▶ **What is required**
Each record must be reproduced exactly as it is shown.

### Records for processing ###

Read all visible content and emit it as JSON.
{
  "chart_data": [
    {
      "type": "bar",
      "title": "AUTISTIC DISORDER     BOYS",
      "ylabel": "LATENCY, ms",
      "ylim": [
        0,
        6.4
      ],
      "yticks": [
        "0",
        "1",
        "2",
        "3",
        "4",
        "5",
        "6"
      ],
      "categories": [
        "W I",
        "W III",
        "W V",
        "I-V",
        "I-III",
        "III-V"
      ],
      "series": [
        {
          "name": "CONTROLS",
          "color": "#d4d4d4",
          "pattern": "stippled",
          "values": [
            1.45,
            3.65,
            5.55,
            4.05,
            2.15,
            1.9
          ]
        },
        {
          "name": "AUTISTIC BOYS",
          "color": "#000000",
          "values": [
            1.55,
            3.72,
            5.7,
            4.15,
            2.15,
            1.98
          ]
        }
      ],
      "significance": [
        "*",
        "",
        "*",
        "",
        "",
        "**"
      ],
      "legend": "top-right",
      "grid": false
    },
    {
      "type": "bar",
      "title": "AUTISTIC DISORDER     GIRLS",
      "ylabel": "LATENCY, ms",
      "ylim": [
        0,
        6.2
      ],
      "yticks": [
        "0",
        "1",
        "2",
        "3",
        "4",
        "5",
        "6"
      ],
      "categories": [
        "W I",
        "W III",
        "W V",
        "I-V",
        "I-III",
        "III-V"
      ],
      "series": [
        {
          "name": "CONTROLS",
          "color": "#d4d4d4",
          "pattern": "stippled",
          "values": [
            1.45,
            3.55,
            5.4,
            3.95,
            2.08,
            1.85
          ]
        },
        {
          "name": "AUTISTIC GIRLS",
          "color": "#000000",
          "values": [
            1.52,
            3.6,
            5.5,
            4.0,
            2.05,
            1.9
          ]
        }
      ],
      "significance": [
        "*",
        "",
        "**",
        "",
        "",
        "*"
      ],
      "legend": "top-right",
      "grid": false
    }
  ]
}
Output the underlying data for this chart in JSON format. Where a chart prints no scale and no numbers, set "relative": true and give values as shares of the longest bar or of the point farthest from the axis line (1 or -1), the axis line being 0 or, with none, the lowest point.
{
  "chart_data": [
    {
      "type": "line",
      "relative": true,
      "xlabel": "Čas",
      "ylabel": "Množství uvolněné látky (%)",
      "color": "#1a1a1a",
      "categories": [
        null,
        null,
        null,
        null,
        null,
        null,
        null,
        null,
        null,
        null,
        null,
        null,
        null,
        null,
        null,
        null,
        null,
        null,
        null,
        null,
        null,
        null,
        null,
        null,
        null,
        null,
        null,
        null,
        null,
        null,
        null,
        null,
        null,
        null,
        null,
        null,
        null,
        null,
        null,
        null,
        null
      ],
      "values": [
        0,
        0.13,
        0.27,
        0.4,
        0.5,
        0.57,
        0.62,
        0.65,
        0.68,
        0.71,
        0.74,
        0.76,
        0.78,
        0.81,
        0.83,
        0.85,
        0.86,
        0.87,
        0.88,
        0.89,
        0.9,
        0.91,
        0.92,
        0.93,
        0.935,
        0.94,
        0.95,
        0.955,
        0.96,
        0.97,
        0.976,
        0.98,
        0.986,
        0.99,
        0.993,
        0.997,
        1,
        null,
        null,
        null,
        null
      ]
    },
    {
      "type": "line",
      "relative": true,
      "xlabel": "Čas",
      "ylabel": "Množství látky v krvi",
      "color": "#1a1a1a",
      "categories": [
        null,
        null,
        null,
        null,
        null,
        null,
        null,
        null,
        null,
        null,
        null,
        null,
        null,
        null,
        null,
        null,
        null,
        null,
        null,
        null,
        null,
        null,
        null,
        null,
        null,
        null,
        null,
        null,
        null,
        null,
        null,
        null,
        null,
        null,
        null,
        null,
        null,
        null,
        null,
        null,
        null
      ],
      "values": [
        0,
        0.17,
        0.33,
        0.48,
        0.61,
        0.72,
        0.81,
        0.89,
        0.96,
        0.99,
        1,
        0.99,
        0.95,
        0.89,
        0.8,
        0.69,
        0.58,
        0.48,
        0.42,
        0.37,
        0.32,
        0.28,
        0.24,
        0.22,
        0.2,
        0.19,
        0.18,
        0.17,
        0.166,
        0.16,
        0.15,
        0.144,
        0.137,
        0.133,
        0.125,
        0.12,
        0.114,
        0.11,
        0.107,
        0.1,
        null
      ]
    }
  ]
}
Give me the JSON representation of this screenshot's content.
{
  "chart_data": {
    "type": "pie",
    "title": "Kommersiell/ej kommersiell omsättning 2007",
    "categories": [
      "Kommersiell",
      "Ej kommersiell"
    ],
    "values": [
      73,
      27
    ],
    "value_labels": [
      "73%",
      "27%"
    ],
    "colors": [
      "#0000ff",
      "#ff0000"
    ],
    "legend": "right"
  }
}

###

▶ **Finished exercise**
Read all visible content and emit it as JSON.
{
  "chart_data": [
    {
      "type": "bar",
      "title": "AUTISTIC DISORDER     BOYS",
      "ylabel": "LATENCY, ms",
      "ylim": [
        0,
        6.4
      ],
      "yticks": [
        "0",
        "1",
        "2",
        "3",
        "4",
        "5",
        "6"
      ],
      "categories": [
        "W I",
        "W III",
        "W V",
        "I-V",
        "I-III",
        "III-V"
      ],
      "series": [
        {
          "name": "CONTROLS",
          "color": "#d4d4d4",
          "pattern": "stippled",
          "values": [
            1.45,
            3.65,
            5.55,
            4.05,
            2.15,
            1.9
          ]
        },
        {
          "name": "AUTISTIC BOYS",
          "color": "#000000",
          "values": [
            1.55,
            3.72,
            5.7,
            4.15,
            2.15,
            1.98
          ]
        }
      ],
      "significance": [
        "*",
        "",
        "*",
        "",
        "",
        "**"
      ],
      "legend": "top-right",
      "grid": false
    },
    {
      "type": "bar",
      "title": "AUTISTIC DISORDER     GIRLS",
      "ylabel": "LATENCY, ms",
      "ylim": [
        0,
        6.2
      ],
      "yticks": [
        "0",
        "1",
        "2",
        "3",
        "4",
        "5",
        "6"
      ],
      "categories": [
        "W I",
        "W III",
        "W V",
        "I-V",
        "I-III",
        "III-V"
      ],
      "series": [
        {
          "name": "CONTROLS",
          "color": "#d4d4d4",
          "pattern": "stippled",
          "values": [
            1.45,
            3.55,
            5.4,
            3.95,
            2.08,
            1.85
          ]
        },
        {
          "name": "AUTISTIC GIRLS",
          "color": "#000000",
          "values": [
            1.52,
            3.6,
            5.5,
            4.0,
            2.05,
            1.9
          ]
        }
      ],
      "significance": [
        "*",
        "",
        "**",
        "",
        "",
        "*"
      ],
      "legend": "top-right",
      "grid": false
    }
  ]
}
Output the underlying data for this chart in JSON format. Where a chart prints no scale and no numbers, set "relative": true and give values as shares of the longest bar or of the point farthest from the axis line (1 or -1), the axis line being 0 or, with none, the lowest point.
{
  "chart_data": [
    {
      "type": "line",
      "relative": true,
      "xlabel": "Čas",
      "ylabel": "Množství uvolněné látky (%)",
      "color": "#1a1a1a",
      "categories": [
        null,
        null,
        null,
        null,
        null,
        null,
        null,
        null,
        null,
        null,
        null,
        null,
        null,
        null,
        null,
        null,
        null,
        null,
        null,
        null,
        null,
        null,
        null,
        null,
        null,
        null,
        null,
        null,
        null,
        null,
        null,
        null,
        null,
        null,
        null,
        null,
        null,
        null,
        null,
        null,
        null
      ],
      "values": [
        0,
        0.13,
        0.27,
        0.4,
        0.5,
        0.57,
        0.62,
        0.65,
        0.68,
        0.71,
        0.74,
        0.76,
        0.78,
        0.81,
        0.83,
        0.85,
        0.86,
        0.87,
        0.88,
        0.89,
        0.9,
        0.91,
        0.92,
        0.93,
        0.935,
        0.94,
        0.95,
        0.955,
        0.96,
        0.97,
        0.976,
        0.98,
        0.986,
        0.99,
        0.993,
        0.997,
        1,
        null,
        null,
        null,
        null
      ]
    },
    {
      "type": "line",
      "relative": true,
      "xlabel": "Čas",
      "ylabel": "Množství látky v krvi",
      "color": "#1a1a1a",
      "categories": [
        null,
        null,
        null,
        null,
        null,
        null,
        null,
        null,
        null,
        null,
        null,
        null,
        null,
        null,
        null,
        null,
        null,
        null,
        null,
        null,
        null,
        null,
        null,
        null,
        null,
        null,
        null,
        null,
        null,
        null,
        null,
        null,
        null,
        null,
        null,
        null,
        null,
        null,
        null,
        null,
        null
      ],
      "values": [
        0,
        0.17,
        0.33,
        0.48,
        0.61,
        0.72,
        0.81,
        0.89,
        0.96,
        0.99,
        1,
        0.99,
        0.95,
        0.89,
        0.8,
        0.69,
        0.58,
        0.48,
        0.42,
        0.37,
        0.32,
        0.28,
        0.24,
        0.22,
        0.2,
        0.19,
        0.18,
        0.17,
        0.166,
        0.16,
        0.15,
        0.144,
        0.137,
        0.133,
        0.125,
        0.12,
        0.114,
        0.11,
        0.107,
        0.1,
        null
      ]
    }
  ]
}
Give me the JSON representation of this screenshot's content.
{
  "chart_data": {
    "type": "pie",
    "title": "Kommersiell/ej kommersiell omsättning 2007",
    "categories": [
      "Kommersiell",
      "Ej kommersiell"
    ],
    "values": [
      73,
      27
    ],
    "value_labels": [
      "73%",
      "27%"
    ],
    "colors": [
      "#0000ff",
      "#ff0000"
    ],
    "legend": "right"
  }
}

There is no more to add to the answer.